■ DO THIS ■
Filter the entries, keeping every line with the word "icon".

■ DATA IN THIS EXERCISE ■

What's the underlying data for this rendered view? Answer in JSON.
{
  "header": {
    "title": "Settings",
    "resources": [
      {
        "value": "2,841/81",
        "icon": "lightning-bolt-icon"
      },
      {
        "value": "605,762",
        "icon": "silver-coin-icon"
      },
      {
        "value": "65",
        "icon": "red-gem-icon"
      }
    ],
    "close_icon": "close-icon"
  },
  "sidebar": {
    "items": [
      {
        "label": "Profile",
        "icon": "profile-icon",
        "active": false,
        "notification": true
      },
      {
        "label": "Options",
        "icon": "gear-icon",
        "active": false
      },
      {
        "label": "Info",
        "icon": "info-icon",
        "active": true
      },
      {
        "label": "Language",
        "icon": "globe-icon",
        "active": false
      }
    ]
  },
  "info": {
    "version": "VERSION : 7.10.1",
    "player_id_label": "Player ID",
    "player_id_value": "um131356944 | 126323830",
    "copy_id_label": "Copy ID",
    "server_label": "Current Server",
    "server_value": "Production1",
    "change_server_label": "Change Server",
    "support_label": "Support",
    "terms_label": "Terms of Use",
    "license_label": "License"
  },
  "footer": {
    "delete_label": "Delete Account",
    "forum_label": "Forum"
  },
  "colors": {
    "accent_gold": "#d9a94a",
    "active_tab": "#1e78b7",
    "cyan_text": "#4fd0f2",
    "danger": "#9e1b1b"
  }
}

■ PROBLEM SOLUTION ■
        "icon": "lightning-bolt-icon"
        "icon": "silver-coin-icon"
        "icon": "red-gem-icon"
    "close_icon": "close-icon"
        "icon": "profile-icon",
        "icon": "gear-icon",
        "icon": "info-icon",
        "icon": "globe-icon",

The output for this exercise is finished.